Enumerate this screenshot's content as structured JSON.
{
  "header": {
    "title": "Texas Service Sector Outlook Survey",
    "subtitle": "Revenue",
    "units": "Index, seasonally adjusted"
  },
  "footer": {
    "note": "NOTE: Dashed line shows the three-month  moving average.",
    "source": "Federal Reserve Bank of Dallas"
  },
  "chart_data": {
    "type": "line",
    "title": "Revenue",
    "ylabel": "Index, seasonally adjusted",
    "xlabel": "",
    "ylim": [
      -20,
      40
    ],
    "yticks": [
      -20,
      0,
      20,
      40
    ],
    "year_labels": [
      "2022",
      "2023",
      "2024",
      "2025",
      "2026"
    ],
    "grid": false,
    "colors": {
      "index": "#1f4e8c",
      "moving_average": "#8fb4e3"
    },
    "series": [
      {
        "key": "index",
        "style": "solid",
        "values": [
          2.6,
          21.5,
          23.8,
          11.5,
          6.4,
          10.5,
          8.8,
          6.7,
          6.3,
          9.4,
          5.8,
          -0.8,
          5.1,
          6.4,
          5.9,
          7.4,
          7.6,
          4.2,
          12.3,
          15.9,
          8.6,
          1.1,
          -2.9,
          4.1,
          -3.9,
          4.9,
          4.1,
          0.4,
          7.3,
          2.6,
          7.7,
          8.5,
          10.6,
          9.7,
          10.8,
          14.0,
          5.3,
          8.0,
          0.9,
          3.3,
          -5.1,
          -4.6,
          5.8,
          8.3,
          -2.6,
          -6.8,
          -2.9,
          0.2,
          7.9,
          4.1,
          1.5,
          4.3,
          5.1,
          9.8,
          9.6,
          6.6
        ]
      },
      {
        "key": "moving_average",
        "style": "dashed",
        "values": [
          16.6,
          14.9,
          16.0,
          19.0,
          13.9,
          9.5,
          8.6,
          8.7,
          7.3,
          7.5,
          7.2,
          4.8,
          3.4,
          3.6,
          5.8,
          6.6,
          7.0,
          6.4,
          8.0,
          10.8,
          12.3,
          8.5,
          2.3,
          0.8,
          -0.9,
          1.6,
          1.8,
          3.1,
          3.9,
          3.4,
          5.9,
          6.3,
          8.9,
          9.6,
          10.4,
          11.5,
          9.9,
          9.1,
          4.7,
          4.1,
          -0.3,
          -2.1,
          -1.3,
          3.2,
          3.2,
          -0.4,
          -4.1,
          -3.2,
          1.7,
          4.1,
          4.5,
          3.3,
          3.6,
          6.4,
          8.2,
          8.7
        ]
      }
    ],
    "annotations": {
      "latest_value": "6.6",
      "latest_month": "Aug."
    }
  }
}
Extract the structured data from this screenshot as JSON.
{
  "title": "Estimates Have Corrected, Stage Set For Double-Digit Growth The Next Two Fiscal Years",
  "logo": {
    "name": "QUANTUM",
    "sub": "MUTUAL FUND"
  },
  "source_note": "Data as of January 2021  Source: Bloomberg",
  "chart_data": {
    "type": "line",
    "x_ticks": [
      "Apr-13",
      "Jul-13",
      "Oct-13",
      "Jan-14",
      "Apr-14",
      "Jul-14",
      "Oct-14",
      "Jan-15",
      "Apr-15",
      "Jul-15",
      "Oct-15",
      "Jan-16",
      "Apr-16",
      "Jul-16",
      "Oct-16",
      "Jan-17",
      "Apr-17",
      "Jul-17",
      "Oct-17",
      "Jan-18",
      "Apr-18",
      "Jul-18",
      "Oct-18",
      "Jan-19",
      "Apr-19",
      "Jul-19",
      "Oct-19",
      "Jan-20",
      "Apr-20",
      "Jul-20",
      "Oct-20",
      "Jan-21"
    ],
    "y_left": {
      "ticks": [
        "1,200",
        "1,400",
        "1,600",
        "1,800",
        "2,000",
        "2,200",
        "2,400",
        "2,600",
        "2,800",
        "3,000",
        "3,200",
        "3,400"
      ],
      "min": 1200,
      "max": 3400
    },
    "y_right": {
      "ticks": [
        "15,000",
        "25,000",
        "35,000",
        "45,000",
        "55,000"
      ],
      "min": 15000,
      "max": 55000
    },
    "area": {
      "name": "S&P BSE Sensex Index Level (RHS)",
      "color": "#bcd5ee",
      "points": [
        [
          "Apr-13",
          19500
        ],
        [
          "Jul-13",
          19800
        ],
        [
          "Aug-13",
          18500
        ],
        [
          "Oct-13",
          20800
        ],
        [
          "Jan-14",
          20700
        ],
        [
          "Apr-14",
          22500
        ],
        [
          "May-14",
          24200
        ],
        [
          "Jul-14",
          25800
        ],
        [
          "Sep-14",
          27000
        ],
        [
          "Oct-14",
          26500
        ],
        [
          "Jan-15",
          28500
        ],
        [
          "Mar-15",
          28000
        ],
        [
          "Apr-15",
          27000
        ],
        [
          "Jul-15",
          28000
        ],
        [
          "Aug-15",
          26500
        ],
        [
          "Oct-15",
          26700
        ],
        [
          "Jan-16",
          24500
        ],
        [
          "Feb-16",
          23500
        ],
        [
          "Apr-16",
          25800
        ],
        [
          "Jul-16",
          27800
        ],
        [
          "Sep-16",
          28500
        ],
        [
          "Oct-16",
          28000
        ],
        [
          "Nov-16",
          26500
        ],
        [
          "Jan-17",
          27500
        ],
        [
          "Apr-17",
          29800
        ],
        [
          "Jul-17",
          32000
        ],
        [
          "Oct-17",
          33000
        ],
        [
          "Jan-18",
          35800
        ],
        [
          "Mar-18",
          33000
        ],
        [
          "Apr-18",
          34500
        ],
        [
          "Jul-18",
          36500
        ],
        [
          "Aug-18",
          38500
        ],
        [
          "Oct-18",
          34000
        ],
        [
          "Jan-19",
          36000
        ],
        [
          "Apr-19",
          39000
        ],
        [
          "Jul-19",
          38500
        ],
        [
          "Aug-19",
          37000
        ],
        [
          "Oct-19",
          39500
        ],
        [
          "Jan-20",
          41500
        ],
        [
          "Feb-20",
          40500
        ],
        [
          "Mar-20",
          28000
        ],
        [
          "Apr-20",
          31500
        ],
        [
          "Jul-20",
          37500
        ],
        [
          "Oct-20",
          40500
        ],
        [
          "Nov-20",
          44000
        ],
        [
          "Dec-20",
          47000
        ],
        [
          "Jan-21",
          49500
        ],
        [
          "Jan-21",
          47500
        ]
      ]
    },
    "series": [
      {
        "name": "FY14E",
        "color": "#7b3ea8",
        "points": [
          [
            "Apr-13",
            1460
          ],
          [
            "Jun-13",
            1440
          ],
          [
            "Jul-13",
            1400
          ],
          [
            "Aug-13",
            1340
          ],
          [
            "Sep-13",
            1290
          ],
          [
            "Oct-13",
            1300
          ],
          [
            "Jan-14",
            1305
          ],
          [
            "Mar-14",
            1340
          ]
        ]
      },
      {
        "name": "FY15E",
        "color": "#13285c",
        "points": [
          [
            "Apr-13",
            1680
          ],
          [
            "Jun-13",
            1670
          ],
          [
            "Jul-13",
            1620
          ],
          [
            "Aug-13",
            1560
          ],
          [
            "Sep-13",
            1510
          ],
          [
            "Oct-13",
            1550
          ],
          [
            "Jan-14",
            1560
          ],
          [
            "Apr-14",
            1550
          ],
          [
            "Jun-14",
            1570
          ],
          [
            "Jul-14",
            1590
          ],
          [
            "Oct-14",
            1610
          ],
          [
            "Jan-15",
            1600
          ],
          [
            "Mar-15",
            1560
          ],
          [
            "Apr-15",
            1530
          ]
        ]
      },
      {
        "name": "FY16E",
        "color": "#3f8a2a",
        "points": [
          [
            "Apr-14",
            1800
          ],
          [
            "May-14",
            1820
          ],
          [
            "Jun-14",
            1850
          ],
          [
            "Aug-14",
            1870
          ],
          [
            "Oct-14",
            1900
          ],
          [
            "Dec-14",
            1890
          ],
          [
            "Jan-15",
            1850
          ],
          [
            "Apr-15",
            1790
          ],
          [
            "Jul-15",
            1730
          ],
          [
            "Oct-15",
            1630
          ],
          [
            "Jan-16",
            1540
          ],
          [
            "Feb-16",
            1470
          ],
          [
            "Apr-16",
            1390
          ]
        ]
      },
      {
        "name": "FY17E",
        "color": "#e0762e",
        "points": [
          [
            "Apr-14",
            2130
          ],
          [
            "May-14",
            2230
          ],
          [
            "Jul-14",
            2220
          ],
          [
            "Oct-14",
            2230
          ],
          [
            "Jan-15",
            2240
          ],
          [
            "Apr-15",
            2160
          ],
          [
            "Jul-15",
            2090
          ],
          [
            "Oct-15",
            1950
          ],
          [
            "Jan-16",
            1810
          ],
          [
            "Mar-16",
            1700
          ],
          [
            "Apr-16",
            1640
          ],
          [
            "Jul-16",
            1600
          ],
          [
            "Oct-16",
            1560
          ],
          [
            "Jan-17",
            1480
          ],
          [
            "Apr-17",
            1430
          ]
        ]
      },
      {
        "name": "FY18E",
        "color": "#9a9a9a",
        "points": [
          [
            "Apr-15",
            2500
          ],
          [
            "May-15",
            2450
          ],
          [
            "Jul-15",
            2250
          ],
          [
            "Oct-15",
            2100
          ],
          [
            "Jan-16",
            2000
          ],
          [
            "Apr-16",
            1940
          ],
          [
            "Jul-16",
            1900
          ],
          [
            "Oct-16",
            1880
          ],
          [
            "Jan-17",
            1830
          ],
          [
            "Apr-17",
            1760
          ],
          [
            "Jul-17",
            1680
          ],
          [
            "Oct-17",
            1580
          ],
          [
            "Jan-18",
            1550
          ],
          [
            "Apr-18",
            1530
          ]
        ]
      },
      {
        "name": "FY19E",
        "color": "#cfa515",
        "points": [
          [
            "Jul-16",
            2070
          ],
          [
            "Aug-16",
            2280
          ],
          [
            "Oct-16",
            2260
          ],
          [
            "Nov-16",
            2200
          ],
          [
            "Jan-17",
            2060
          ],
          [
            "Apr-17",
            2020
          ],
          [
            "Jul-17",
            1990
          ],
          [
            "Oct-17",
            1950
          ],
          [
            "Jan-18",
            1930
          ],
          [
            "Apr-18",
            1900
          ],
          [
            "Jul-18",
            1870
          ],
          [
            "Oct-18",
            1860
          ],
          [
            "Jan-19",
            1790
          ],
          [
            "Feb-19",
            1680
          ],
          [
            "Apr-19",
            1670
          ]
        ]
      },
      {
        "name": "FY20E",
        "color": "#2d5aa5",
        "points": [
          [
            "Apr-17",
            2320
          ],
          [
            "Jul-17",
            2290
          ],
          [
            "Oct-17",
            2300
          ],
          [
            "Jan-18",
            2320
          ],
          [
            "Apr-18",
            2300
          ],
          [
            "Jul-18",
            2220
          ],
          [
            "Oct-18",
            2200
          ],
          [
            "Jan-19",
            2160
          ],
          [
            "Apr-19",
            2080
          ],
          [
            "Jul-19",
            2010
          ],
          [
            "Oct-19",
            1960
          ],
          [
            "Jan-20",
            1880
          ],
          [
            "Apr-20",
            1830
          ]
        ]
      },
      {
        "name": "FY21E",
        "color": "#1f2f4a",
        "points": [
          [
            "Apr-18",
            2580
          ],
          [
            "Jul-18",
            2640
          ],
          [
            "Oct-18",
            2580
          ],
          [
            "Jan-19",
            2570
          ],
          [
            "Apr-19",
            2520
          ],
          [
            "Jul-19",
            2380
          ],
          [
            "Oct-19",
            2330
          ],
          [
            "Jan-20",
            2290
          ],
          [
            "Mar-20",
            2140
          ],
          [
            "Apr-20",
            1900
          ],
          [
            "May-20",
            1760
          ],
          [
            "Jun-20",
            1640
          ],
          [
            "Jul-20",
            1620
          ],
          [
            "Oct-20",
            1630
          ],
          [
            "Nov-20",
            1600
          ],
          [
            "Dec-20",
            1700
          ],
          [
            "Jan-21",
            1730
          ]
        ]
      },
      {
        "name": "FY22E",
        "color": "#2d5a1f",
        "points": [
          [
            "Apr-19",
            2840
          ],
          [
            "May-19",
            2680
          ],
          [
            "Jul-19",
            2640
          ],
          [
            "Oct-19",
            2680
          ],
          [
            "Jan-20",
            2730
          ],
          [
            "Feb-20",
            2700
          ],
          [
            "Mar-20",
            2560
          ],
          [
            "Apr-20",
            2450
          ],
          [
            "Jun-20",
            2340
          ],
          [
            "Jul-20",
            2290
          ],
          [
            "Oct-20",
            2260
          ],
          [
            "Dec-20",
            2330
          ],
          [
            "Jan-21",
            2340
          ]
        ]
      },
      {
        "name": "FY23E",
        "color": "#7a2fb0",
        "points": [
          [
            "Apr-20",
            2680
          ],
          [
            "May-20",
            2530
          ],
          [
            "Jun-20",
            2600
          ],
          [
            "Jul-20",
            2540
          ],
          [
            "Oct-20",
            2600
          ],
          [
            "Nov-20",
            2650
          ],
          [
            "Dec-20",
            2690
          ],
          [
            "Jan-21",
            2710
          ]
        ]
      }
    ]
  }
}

▶ [Problem to solve]
Check each line of the records for the string "this" and state how many lines contain it. Give only the number.

▶ [Right answer]
2